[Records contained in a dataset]
···

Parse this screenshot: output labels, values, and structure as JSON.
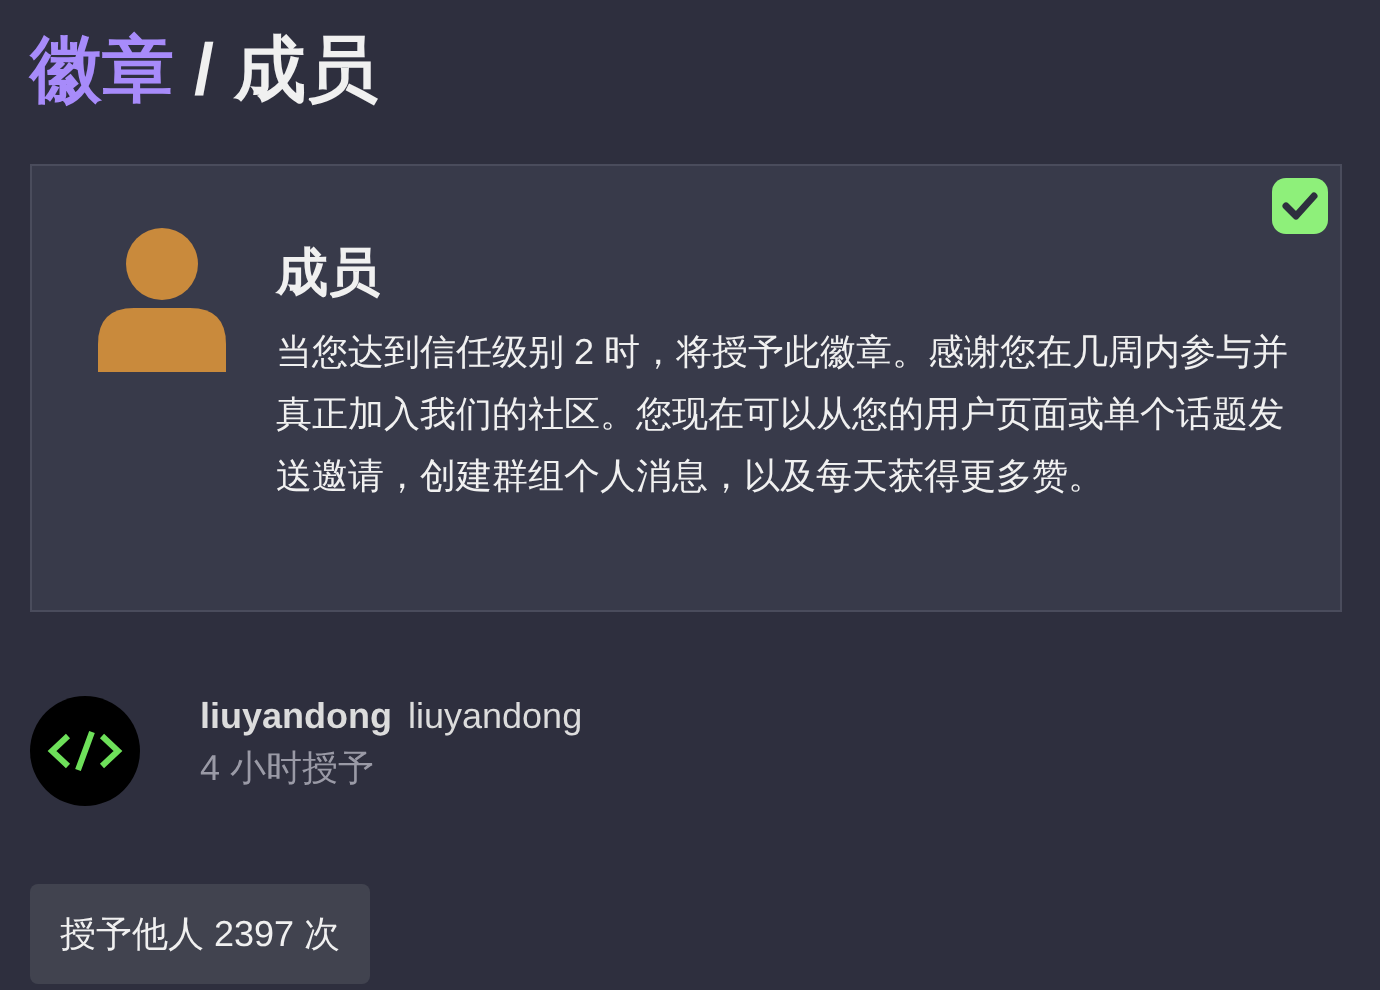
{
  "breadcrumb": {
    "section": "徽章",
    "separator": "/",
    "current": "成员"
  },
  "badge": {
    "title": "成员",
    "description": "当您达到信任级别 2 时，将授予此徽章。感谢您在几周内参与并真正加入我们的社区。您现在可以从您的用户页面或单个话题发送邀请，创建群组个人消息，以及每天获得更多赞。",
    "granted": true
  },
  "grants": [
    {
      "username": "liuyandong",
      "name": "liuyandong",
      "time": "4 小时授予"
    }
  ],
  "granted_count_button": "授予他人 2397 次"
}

···

### EXERCISE BRIEF:
Transcribe the full listing above exactly, with the images removed.

### RESULT OF THIS EXERCISE:
Parse this screenshot: output labels, values, and structure as JSON.
{
  "breadcrumb": {
    "section": "徽章",
    "separator": "/",
    "current": "成员"
  },
  "badge": {
    "title": "成员",
    "description": "当您达到信任级别 2 时，将授予此徽章。感谢您在几周内参与并真正加入我们的社区。您现在可以从您的用户页面或单个话题发送邀请，创建群组个人消息，以及每天获得更多赞。",
    "granted": true
  },
  "grants": [
    {
      "username": "liuyandong",
      "name": "liuyandong",
      "time": "4 小时授予"
    }
  ],
  "granted_count_button": "授予他人 2397 次"
}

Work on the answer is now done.